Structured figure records
## start

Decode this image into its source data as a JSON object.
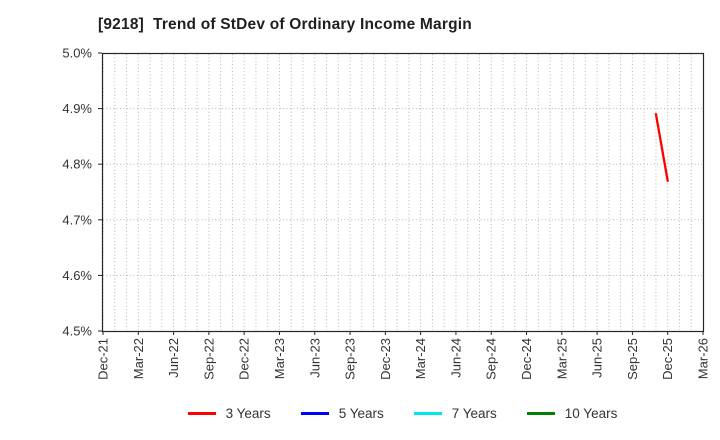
{
  "chart_data": {
    "type": "line",
    "title": "[9218]  Trend of StDev of Ordinary Income Margin",
    "x_axis": {
      "start_label": "Dec-21",
      "end_label": "Mar-26",
      "months_total": 51,
      "tick_every_months": 3,
      "tick_labels": [
        "Dec-21",
        "Mar-22",
        "Jun-22",
        "Sep-22",
        "Dec-22",
        "Mar-23",
        "Jun-23",
        "Sep-23",
        "Dec-23",
        "Mar-24",
        "Jun-24",
        "Sep-24",
        "Dec-24",
        "Mar-25",
        "Jun-25",
        "Sep-25",
        "Dec-25",
        "Mar-26"
      ]
    },
    "y_axis": {
      "min": 4.5,
      "max": 5.0,
      "tick_step": 0.1,
      "unit": "%",
      "tick_labels_top_to_bottom": [
        "5.0%",
        "4.9%",
        "4.8%",
        "4.7%",
        "4.6%",
        "4.5%"
      ]
    },
    "grid": {
      "style": "dotted",
      "vertical": "monthly",
      "horizontal": "every 0.1%"
    },
    "legend_position": "bottom-center",
    "series": [
      {
        "name": "3 Years",
        "color": "#ff0000",
        "points": [
          {
            "month_index": 47,
            "month_label": "Nov-25",
            "value": 4.89
          },
          {
            "month_index": 48,
            "month_label": "Dec-25",
            "value": 4.77
          }
        ]
      },
      {
        "name": "5 Years",
        "color": "#0000ff",
        "points": []
      },
      {
        "name": "7 Years",
        "color": "#00e5ee",
        "points": []
      },
      {
        "name": "10 Years",
        "color": "#008000",
        "points": []
      }
    ],
    "colors": {
      "spine": "#262626",
      "gridline": "#b3b3b3",
      "tick_text": "#333333",
      "title_text": "#1f1f1f",
      "background": "#ffffff"
    }
  }
}
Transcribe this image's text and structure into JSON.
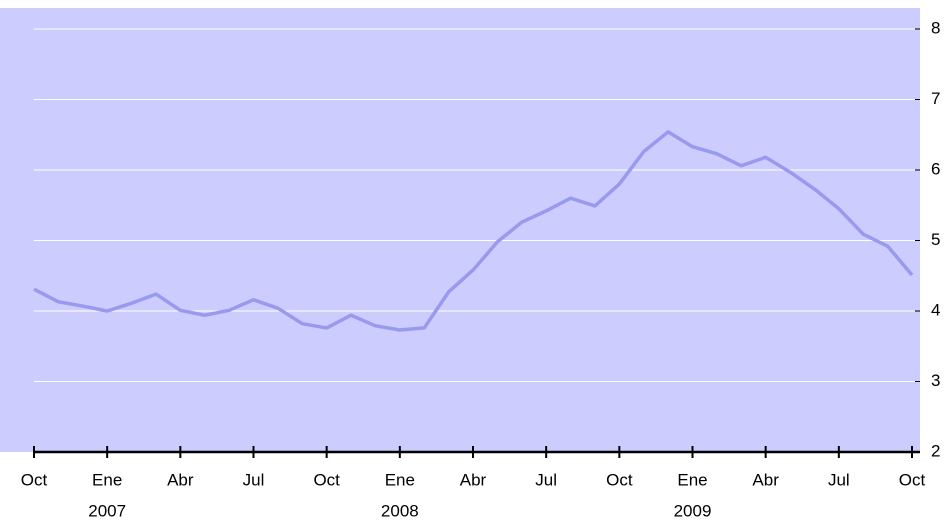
{
  "chart_data": {
    "type": "line",
    "categories": [
      "Oct",
      null,
      null,
      "Ene",
      null,
      null,
      "Abr",
      null,
      null,
      "Jul",
      null,
      null,
      "Oct",
      null,
      null,
      "Ene",
      null,
      null,
      "Abr",
      null,
      null,
      "Jul",
      null,
      null,
      "Oct",
      null,
      null,
      "Ene",
      null,
      null,
      "Abr",
      null,
      null,
      "Jul",
      null,
      null,
      "Oct"
    ],
    "years": [
      "2007",
      "2008",
      "2009"
    ],
    "values": [
      4.31,
      4.13,
      4.07,
      4.0,
      4.11,
      4.24,
      4.01,
      3.94,
      4.01,
      4.16,
      4.04,
      3.82,
      3.76,
      3.94,
      3.79,
      3.73,
      3.76,
      4.27,
      4.58,
      4.98,
      5.26,
      5.42,
      5.6,
      5.49,
      5.8,
      6.26,
      6.54,
      6.33,
      6.23,
      6.06,
      6.18,
      5.97,
      5.73,
      5.45,
      5.09,
      4.92,
      4.51
    ],
    "color": "#9999ee",
    "ylim": [
      2,
      8
    ],
    "yticks": [
      2,
      3,
      4,
      5,
      6,
      7,
      8
    ],
    "grid": true
  }
}
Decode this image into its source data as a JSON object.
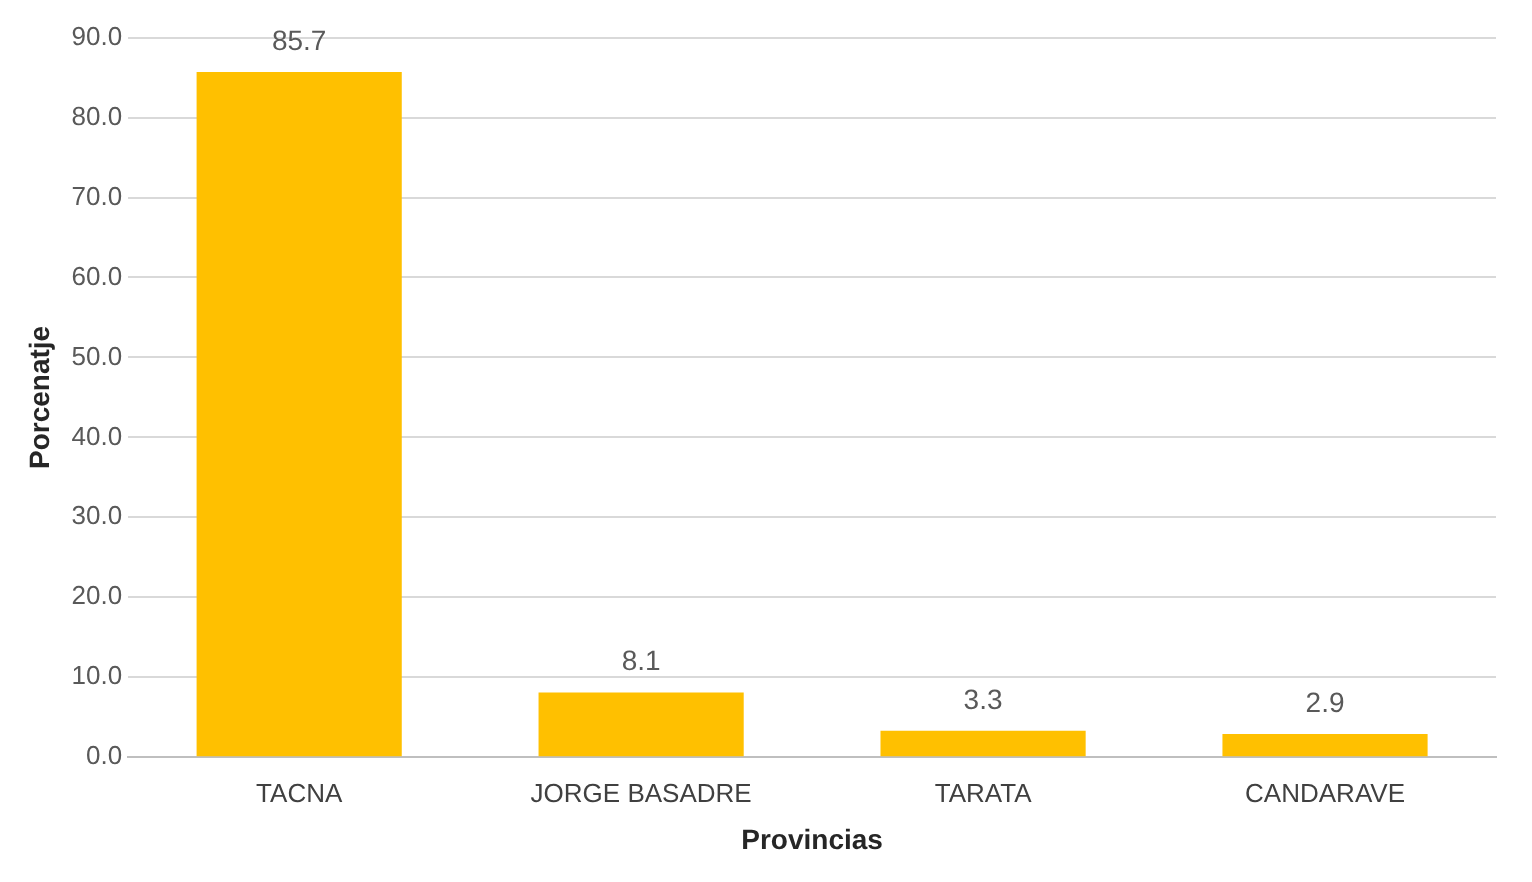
{
  "chart_data": {
    "type": "bar",
    "xlabel": "Provincias",
    "ylabel": "Porcenatje",
    "categories": [
      "TACNA",
      "JORGE BASADRE",
      "TARATA",
      "CANDARAVE"
    ],
    "values": [
      85.7,
      8.1,
      3.3,
      2.9
    ],
    "color": "#ffc000",
    "ylim": [
      0,
      90
    ],
    "yticks": [
      {
        "value": 0,
        "label": "0.0"
      },
      {
        "value": 10,
        "label": "10.0"
      },
      {
        "value": 20,
        "label": "20.0"
      },
      {
        "value": 30,
        "label": "30.0"
      },
      {
        "value": 40,
        "label": "40.0"
      },
      {
        "value": 50,
        "label": "50.0"
      },
      {
        "value": 60,
        "label": "60.0"
      },
      {
        "value": 70,
        "label": "70.0"
      },
      {
        "value": 80,
        "label": "80.0"
      },
      {
        "value": 90,
        "label": "90.0"
      }
    ],
    "grid": "y",
    "data_labels": true,
    "legend": false
  }
}
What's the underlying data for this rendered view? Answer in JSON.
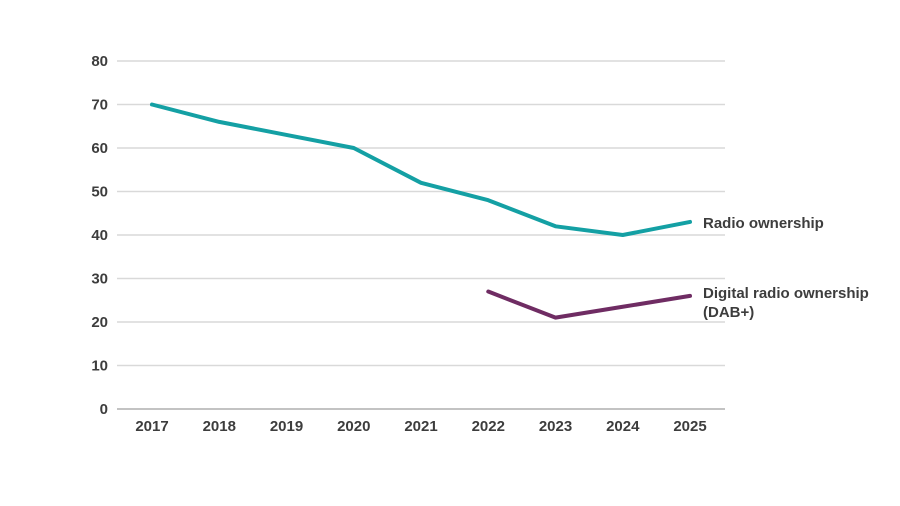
{
  "chart_data": {
    "type": "line",
    "title": "",
    "xlabel": "",
    "ylabel": "",
    "x_categories": [
      "2017",
      "2018",
      "2019",
      "2020",
      "2021",
      "2022",
      "2023",
      "2024",
      "2025"
    ],
    "ylim": [
      0,
      80
    ],
    "ytick_step": 10,
    "ytick_labels": [
      "0",
      "10",
      "20",
      "30",
      "40",
      "50",
      "60",
      "70",
      "80"
    ],
    "grid": true,
    "legend_position": "line-end-labels",
    "series": [
      {
        "name": "Radio ownership",
        "color": "#14a0a4",
        "x": [
          "2017",
          "2018",
          "2019",
          "2020",
          "2021",
          "2022",
          "2023",
          "2024",
          "2025"
        ],
        "values": [
          70,
          66,
          63,
          60,
          52,
          48,
          42,
          40,
          43
        ]
      },
      {
        "name": "Digital radio ownership (DAB+)",
        "color": "#6f2c63",
        "x": [
          "2022",
          "2023",
          "2024",
          "2025"
        ],
        "values": [
          27,
          21,
          23.5,
          26
        ]
      }
    ]
  },
  "annotations": {
    "radio_label": "Radio ownership",
    "digital_label_line1": "Digital radio ownership",
    "digital_label_line2": "(DAB+)"
  },
  "colors": {
    "radio_line": "#14a0a4",
    "digital_line": "#6f2c63",
    "gridline": "#d9d9d9",
    "axis_line": "#c3c3c3",
    "text": "#3d3d3d"
  }
}
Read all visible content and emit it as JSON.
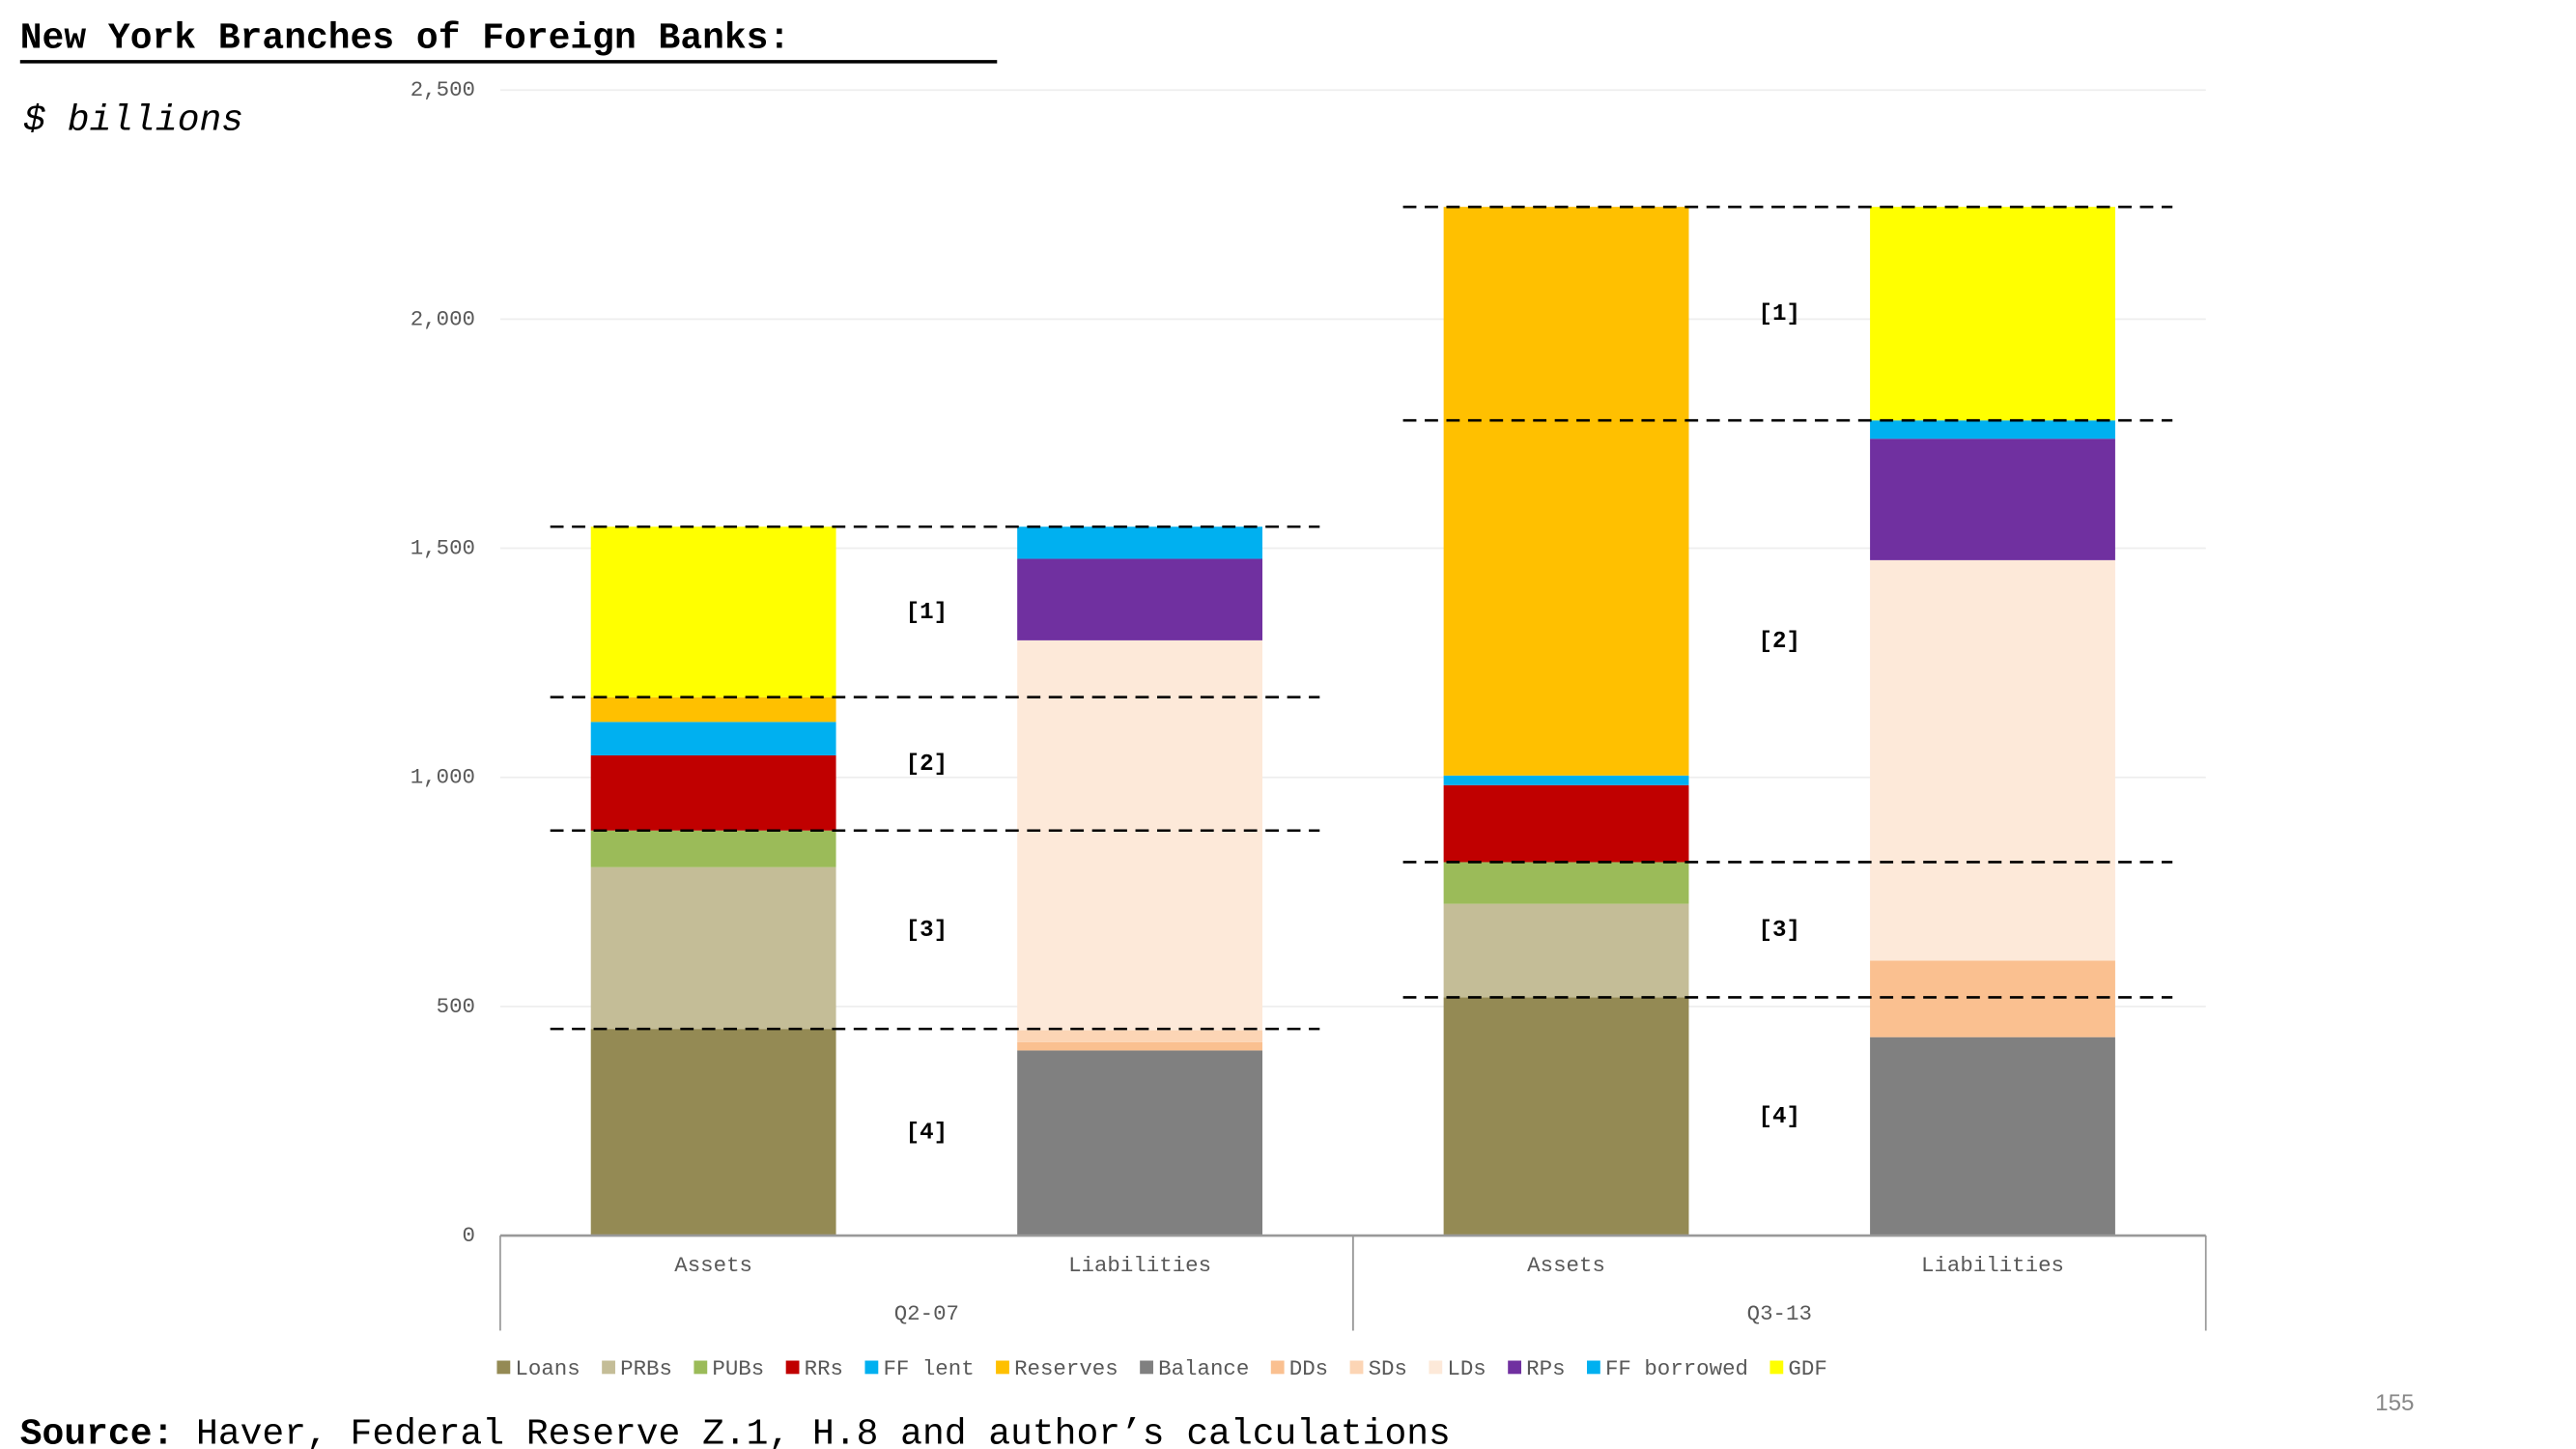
{
  "chart_data": {
    "type": "stacked-bar",
    "title": "New York Branches of Foreign Banks:",
    "subtitle": "$ billions",
    "categories": [
      "Assets",
      "Liabilities",
      "Assets",
      "Liabilities"
    ],
    "groups": [
      {
        "label": "Q2-07",
        "categories": [
          0,
          1
        ],
        "lines": [
          1547,
          1175,
          884,
          451
        ],
        "annotations": [
          "[1]",
          "[2]",
          "[3]",
          "[4]"
        ]
      },
      {
        "label": "Q3-13",
        "categories": [
          2,
          3
        ],
        "lines": [
          2245,
          1779,
          815,
          520
        ],
        "annotations": [
          "[1]",
          "[2]",
          "[3]",
          "[4]"
        ]
      }
    ],
    "series": [
      {
        "name": "Loans",
        "color": "#948A54",
        "values": [
          451,
          0,
          520,
          0
        ]
      },
      {
        "name": "PRBs",
        "color": "#C4BD97",
        "values": [
          353,
          0,
          204,
          0
        ]
      },
      {
        "name": "PUBs",
        "color": "#9BBB59",
        "values": [
          80,
          0,
          91,
          0
        ]
      },
      {
        "name": "RRs",
        "color": "#C00000",
        "values": [
          164,
          0,
          168,
          0
        ]
      },
      {
        "name": "FF lent",
        "color": "#00B0F0",
        "values": [
          73,
          0,
          21,
          0
        ]
      },
      {
        "name": "Reserves",
        "color": "#FFC000",
        "values": [
          54,
          0,
          1241,
          0
        ]
      },
      {
        "name": "Balance",
        "color": "#808080",
        "values": [
          0,
          404,
          0,
          433
        ]
      },
      {
        "name": "DDs",
        "color": "#FAC090",
        "values": [
          0,
          18,
          0,
          167
        ]
      },
      {
        "name": "SDs",
        "color": "#FCD5B5",
        "values": [
          0,
          26,
          0,
          0
        ]
      },
      {
        "name": "LDs",
        "color": "#FDE9D9",
        "values": [
          0,
          851,
          0,
          874
        ]
      },
      {
        "name": "RPs",
        "color": "#7030A0",
        "values": [
          0,
          178,
          0,
          265
        ]
      },
      {
        "name": "FF borrowed",
        "color": "#00B0F0",
        "values": [
          0,
          70,
          0,
          40
        ]
      },
      {
        "name": "GDF",
        "color": "#FFFF00",
        "values": [
          372,
          0,
          0,
          466
        ]
      }
    ],
    "ylim": [
      0,
      2500
    ],
    "yticks": [
      0,
      500,
      {
        "value": 1000,
        "label": "1,000"
      },
      {
        "value": 1500,
        "label": "1,500"
      },
      {
        "value": 2000,
        "label": "2,000"
      },
      {
        "value": 2500,
        "label": "2,500"
      }
    ],
    "grid": true,
    "legend": "bottom",
    "source": {
      "label": "Source:",
      "text": " Haver, Federal Reserve Z.1, H.8 and author’s calculations"
    },
    "page_number": "155"
  }
}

## end

- [What to work on]: Provide only the count of lines in the data above that include the string "JSON".

- [Problem solution]: 5